Data rows
↓
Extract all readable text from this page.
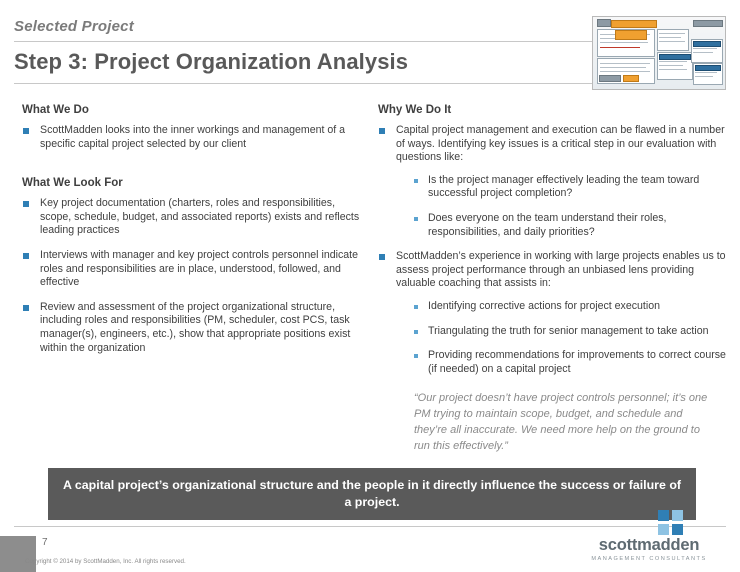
Selected Project
Step 3: Project Organization Analysis
What We Do
ScottMadden looks into the inner workings and management of a specific capital project selected by our client
What We Look For
Key project documentation (charters, roles and responsibilities, scope, schedule, budget, and associated reports) exists and reflects leading practices
Interviews with manager and key project controls personnel indicate roles and responsibilities are in place, understood, followed, and effective
Review and assessment of the project organizational structure, including roles and responsibilities (PM, scheduler, cost PCS, task manager(s), engineers, etc.), show that appropriate positions exist within the organization
Why We Do It
Capital project management and execution can be flawed in a number of ways. Identifying key issues is a critical step in our evaluation with questions like:
Is the project manager effectively leading the team toward successful project completion?
Does everyone on the team understand their roles, responsibilities, and daily priorities?
ScottMadden’s experience in working with large projects enables us to assess project performance through an unbiased lens providing valuable coaching that assists in:
Identifying corrective actions for project execution
Triangulating the truth for senior management to take action
Providing recommendations for improvements to correct course (if needed) on a capital project
“Our project doesn’t have project controls personnel; it’s one PM trying to maintain scope, budget, and schedule and they’re all inaccurate. We need more help on the ground to run this effectively.”
A capital project’s organizational structure and the people in it directly influence the success or failure of a project.
7
Copyright © 2014 by ScottMadden, Inc. All rights reserved.
scottmadden
MANAGEMENT CONSULTANTS
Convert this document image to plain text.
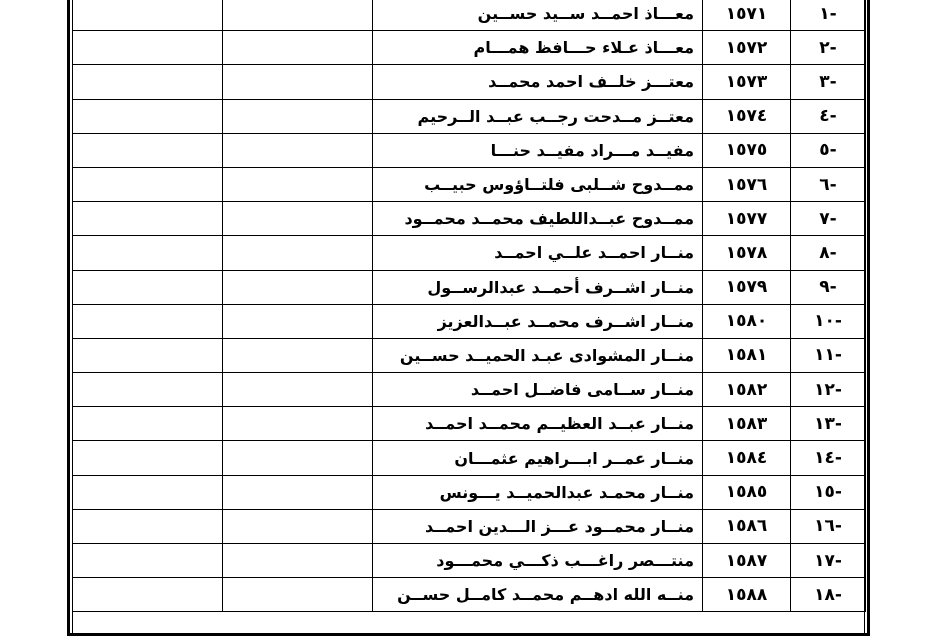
-١	١٥٧١	معـــاذ احمــد ســيد حســين		
-٢	١٥٧٢	معـــاذ عـلاء حـــافظ همـــام		
-٣	١٥٧٣	معتـــز خلــف احمد محمــد		
-٤	١٥٧٤	معتــز مــدحت رجــب عبــد الــرحيم		
-٥	١٥٧٥	مفيــد مـــراد مفيــد حنـــا		
-٦	١٥٧٦	ممــدوح شــلبى فلتــاؤوس حبيــب		
-٧	١٥٧٧	ممــدوح عبــداللطيف محمــد محمــود		
-٨	١٥٧٨	منــار احمــد علــي احمــد		
-٩	١٥٧٩	منــار اشــرف أحمــد عبدالرســول		
-١٠	١٥٨٠	منــار اشــرف محمــد عبــدالعزيز		
-١١	١٥٨١	منــار المشوادى عبـد الحميــد حســين		
-١٢	١٥٨٢	منــار ســامى فاضــل احمــد		
-١٣	١٥٨٣	منــار عبــد العظيــم محمــد احمــد		
-١٤	١٥٨٤	منــار عمــر ابـــراهيم عثمـــان		
-١٥	١٥٨٥	منــار محمـد عبدالحميــد يـــونس		
-١٦	١٥٨٦	منــار محمــود عـــز الـــدين احمــد		
-١٧	١٥٨٧	منتـــصر راغـــب ذكـــي محمـــود		
-١٨	١٥٨٨	منــه الله ادهــم محمــد كامــل حســن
↑
Each line from the one that contains "Convert this document image to plain text." to the end of the listing must be quoted exactly; no other line and no picture belongs in the copy.

Convert this document image to plain text.
-١	١٥٧١	معـــاذ احمــد ســيد حســين		
-٢	١٥٧٢	معـــاذ عـلاء حـــافظ همـــام		
-٣	١٥٧٣	معتـــز خلــف احمد محمــد		
-٤	١٥٧٤	معتــز مــدحت رجــب عبــد الــرحيم		
-٥	١٥٧٥	مفيــد مـــراد مفيــد حنـــا		
-٦	١٥٧٦	ممــدوح شــلبى فلتــاؤوس حبيــب		
-٧	١٥٧٧	ممــدوح عبــداللطيف محمــد محمــود		
-٨	١٥٧٨	منــار احمــد علــي احمــد		
-٩	١٥٧٩	منــار اشــرف أحمــد عبدالرســول		
-١٠	١٥٨٠	منــار اشــرف محمــد عبــدالعزيز		
-١١	١٥٨١	منــار المشوادى عبـد الحميــد حســين		
-١٢	١٥٨٢	منــار ســامى فاضــل احمــد		
-١٣	١٥٨٣	منــار عبــد العظيــم محمــد احمــد		
-١٤	١٥٨٤	منــار عمــر ابـــراهيم عثمـــان		
-١٥	١٥٨٥	منــار محمـد عبدالحميــد يـــونس		
-١٦	١٥٨٦	منــار محمــود عـــز الـــدين احمــد		
-١٧	١٥٨٧	منتـــصر راغـــب ذكـــي محمـــود		
-١٨	١٥٨٨	منــه الله ادهــم محمــد كامــل حســن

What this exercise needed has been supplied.